_What to produce:_
Search the records for "Philadelphia". Copy every line where it appears.

- - - -

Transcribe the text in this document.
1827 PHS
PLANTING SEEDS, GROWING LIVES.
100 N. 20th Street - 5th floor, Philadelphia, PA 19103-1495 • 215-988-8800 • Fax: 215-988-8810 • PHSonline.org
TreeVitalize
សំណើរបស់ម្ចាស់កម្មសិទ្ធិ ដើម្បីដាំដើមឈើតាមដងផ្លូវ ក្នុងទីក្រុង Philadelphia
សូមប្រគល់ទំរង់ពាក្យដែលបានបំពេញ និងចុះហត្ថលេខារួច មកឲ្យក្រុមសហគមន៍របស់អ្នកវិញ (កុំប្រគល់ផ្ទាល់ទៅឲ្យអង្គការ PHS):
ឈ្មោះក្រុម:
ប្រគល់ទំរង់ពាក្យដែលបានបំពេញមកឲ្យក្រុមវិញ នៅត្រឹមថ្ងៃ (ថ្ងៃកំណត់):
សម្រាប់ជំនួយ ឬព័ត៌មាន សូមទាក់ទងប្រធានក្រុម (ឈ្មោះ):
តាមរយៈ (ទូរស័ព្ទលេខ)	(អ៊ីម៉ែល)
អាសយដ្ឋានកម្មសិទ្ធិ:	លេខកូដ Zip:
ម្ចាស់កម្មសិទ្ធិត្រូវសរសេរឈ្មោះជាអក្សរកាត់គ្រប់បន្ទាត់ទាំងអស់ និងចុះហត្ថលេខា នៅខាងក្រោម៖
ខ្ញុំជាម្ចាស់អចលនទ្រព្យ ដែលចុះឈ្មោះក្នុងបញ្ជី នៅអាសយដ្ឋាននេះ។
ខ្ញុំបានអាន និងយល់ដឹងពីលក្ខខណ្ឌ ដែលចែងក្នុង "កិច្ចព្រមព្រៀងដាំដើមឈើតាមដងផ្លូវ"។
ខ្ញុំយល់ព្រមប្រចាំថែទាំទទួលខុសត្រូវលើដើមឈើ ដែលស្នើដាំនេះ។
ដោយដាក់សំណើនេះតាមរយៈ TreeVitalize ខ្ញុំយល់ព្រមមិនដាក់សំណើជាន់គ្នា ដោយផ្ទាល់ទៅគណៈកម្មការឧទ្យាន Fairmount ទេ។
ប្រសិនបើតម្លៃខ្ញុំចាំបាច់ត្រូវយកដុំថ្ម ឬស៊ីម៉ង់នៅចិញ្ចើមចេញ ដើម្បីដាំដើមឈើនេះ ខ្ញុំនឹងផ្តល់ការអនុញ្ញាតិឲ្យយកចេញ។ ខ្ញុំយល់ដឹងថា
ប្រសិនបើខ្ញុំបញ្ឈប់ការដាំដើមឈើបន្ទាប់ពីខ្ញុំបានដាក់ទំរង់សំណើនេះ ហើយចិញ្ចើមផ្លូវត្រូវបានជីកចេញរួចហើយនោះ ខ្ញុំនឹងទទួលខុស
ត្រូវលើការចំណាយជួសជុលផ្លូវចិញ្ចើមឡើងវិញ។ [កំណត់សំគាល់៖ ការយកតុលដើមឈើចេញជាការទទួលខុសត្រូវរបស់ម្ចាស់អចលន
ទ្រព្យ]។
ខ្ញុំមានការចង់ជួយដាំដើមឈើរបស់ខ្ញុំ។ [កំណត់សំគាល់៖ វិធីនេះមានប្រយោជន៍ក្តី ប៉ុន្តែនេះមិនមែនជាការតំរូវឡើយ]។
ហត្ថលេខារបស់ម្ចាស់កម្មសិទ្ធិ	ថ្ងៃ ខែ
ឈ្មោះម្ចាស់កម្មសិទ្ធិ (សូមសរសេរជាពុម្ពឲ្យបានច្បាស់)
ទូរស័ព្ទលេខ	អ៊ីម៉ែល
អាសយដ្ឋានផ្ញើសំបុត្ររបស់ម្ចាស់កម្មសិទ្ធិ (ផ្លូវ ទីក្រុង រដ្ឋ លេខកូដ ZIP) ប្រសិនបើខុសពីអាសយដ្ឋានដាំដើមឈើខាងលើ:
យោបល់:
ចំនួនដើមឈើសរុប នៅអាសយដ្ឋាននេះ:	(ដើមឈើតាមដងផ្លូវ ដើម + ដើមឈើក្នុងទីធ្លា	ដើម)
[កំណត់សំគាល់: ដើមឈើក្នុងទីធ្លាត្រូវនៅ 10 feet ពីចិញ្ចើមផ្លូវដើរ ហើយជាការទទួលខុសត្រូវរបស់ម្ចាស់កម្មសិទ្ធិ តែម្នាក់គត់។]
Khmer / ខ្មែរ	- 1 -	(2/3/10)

- - - -

_Answer:_
100 N. 20th Street - 5th floor, Philadelphia, PA 19103-1495 • 215-988-8800 • Fax: 215-988-8810 • PHSonline.org
សំណើរបស់ម្ចាស់កម្មសិទ្ធិ ដើម្បីដាំដើមឈើតាមដងផ្លូវ ក្នុងទីក្រុង Philadelphia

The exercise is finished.